Repeat the listing in full, exactly as it stands.

"""

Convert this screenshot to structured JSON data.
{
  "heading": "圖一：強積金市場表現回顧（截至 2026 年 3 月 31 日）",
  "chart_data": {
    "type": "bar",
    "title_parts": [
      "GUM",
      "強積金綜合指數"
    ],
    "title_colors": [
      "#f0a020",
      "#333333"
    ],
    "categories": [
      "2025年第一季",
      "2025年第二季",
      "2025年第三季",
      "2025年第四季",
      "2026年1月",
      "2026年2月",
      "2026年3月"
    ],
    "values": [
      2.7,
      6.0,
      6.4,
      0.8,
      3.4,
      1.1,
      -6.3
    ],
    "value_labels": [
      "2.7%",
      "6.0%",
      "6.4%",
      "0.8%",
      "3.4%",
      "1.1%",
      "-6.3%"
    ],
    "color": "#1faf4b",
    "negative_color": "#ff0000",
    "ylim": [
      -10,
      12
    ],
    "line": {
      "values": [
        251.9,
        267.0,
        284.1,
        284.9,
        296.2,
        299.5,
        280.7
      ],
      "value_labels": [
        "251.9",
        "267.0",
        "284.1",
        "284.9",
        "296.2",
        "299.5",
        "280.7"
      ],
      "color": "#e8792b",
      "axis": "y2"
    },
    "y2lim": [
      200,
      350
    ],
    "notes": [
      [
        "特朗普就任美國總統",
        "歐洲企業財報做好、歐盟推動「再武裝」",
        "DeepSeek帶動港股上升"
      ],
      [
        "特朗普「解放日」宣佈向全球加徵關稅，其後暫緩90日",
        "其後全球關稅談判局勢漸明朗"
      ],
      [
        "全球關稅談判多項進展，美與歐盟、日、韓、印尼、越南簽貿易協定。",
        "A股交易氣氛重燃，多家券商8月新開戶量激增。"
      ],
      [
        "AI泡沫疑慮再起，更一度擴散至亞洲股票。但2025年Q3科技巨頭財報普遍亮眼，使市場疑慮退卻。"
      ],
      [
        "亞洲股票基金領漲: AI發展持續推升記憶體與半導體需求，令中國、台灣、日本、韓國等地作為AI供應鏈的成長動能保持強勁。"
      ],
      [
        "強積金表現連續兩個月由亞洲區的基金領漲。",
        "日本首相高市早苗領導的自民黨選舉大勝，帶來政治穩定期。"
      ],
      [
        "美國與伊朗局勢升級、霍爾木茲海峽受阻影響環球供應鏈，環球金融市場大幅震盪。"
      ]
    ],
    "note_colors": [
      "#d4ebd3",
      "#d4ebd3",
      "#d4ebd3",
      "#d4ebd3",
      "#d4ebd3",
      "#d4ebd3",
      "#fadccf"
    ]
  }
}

"""

■ Output below
Convert this screenshot to structured JSON data.
{
  "heading": "圖一：強積金市場表現回顧（截至 2026 年 3 月 31 日）",
  "chart_data": {
    "type": "bar",
    "title_parts": [
      "GUM",
      "強積金綜合指數"
    ],
    "title_colors": [
      "#f0a020",
      "#333333"
    ],
    "categories": [
      "2025年第一季",
      "2025年第二季",
      "2025年第三季",
      "2025年第四季",
      "2026年1月",
      "2026年2月",
      "2026年3月"
    ],
    "values": [
      2.7,
      6.0,
      6.4,
      0.8,
      3.4,
      1.1,
      -6.3
    ],
    "value_labels": [
      "2.7%",
      "6.0%",
      "6.4%",
      "0.8%",
      "3.4%",
      "1.1%",
      "-6.3%"
    ],
    "color": "#1faf4b",
    "negative_color": "#ff0000",
    "ylim": [
      -10,
      12
    ],
    "line": {
      "values": [
        251.9,
        267.0,
        284.1,
        284.9,
        296.2,
        299.5,
        280.7
      ],
      "value_labels": [
        "251.9",
        "267.0",
        "284.1",
        "284.9",
        "296.2",
        "299.5",
        "280.7"
      ],
      "color": "#e8792b",
      "axis": "y2"
    },
    "y2lim": [
      200,
      350
    ],
    "notes": [
      [
        "特朗普就任美國總統",
        "歐洲企業財報做好、歐盟推動「再武裝」",
        "DeepSeek帶動港股上升"
      ],
      [
        "特朗普「解放日」宣佈向全球加徵關稅，其後暫緩90日",
        "其後全球關稅談判局勢漸明朗"
      ],
      [
        "全球關稅談判多項進展，美與歐盟、日、韓、印尼、越南簽貿易協定。",
        "A股交易氣氛重燃，多家券商8月新開戶量激增。"
      ],
      [
        "AI泡沫疑慮再起，更一度擴散至亞洲股票。但2025年Q3科技巨頭財報普遍亮眼，使市場疑慮退卻。"
      ],
      [
        "亞洲股票基金領漲: AI發展持續推升記憶體與半導體需求，令中國、台灣、日本、韓國等地作為AI供應鏈的成長動能保持強勁。"
      ],
      [
        "強積金表現連續兩個月由亞洲區的基金領漲。",
        "日本首相高市早苗領導的自民黨選舉大勝，帶來政治穩定期。"
      ],
      [
        "美國與伊朗局勢升級、霍爾木茲海峽受阻影響環球供應鏈，環球金融市場大幅震盪。"
      ]
    ],
    "note_colors": [
      "#d4ebd3",
      "#d4ebd3",
      "#d4ebd3",
      "#d4ebd3",
      "#d4ebd3",
      "#d4ebd3",
      "#fadccf"
    ]
  }
}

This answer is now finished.